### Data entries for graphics
◆ ◆ ◆ ◆ ◆
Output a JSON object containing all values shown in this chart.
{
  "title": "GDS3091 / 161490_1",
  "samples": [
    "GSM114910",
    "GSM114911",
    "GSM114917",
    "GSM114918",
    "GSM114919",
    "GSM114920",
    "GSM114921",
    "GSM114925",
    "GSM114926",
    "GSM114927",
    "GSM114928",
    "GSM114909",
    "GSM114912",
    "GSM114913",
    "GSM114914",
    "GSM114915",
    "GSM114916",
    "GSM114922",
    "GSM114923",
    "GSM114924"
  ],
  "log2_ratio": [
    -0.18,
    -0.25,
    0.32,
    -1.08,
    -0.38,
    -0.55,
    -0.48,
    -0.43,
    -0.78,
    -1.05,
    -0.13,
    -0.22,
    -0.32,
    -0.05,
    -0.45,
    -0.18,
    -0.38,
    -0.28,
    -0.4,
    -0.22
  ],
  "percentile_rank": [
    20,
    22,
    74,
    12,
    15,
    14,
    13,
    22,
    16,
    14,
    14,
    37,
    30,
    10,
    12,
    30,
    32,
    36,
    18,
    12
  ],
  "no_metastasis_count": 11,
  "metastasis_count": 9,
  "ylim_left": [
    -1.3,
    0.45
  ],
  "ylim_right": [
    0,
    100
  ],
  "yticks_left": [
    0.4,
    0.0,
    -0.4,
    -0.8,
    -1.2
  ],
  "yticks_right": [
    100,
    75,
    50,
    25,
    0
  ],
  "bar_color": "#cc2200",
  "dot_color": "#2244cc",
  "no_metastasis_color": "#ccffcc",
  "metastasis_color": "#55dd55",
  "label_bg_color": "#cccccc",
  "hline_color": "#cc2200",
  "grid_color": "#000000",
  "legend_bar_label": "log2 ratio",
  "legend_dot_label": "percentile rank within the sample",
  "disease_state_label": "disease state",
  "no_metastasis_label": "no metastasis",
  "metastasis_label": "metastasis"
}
◆ ◆ ◆ ◆ ◆
### YOUR TASK
Please reproduce each line exactly as written.

### ANSWER FOR THE TASK
Output a JSON object containing all values shown in this chart.
{
  "title": "GDS3091 / 161490_1",
  "samples": [
    "GSM114910",
    "GSM114911",
    "GSM114917",
    "GSM114918",
    "GSM114919",
    "GSM114920",
    "GSM114921",
    "GSM114925",
    "GSM114926",
    "GSM114927",
    "GSM114928",
    "GSM114909",
    "GSM114912",
    "GSM114913",
    "GSM114914",
    "GSM114915",
    "GSM114916",
    "GSM114922",
    "GSM114923",
    "GSM114924"
  ],
  "log2_ratio": [
    -0.18,
    -0.25,
    0.32,
    -1.08,
    -0.38,
    -0.55,
    -0.48,
    -0.43,
    -0.78,
    -1.05,
    -0.13,
    -0.22,
    -0.32,
    -0.05,
    -0.45,
    -0.18,
    -0.38,
    -0.28,
    -0.4,
    -0.22
  ],
  "percentile_rank": [
    20,
    22,
    74,
    12,
    15,
    14,
    13,
    22,
    16,
    14,
    14,
    37,
    30,
    10,
    12,
    30,
    32,
    36,
    18,
    12
  ],
  "no_metastasis_count": 11,
  "metastasis_count": 9,
  "ylim_left": [
    -1.3,
    0.45
  ],
  "ylim_right": [
    0,
    100
  ],
  "yticks_left": [
    0.4,
    0.0,
    -0.4,
    -0.8,
    -1.2
  ],
  "yticks_right": [
    100,
    75,
    50,
    25,
    0
  ],
  "bar_color": "#cc2200",
  "dot_color": "#2244cc",
  "no_metastasis_color": "#ccffcc",
  "metastasis_color": "#55dd55",
  "label_bg_color": "#cccccc",
  "hline_color": "#cc2200",
  "grid_color": "#000000",
  "legend_bar_label": "log2 ratio",
  "legend_dot_label": "percentile rank within the sample",
  "disease_state_label": "disease state",
  "no_metastasis_label": "no metastasis",
  "metastasis_label": "metastasis"
}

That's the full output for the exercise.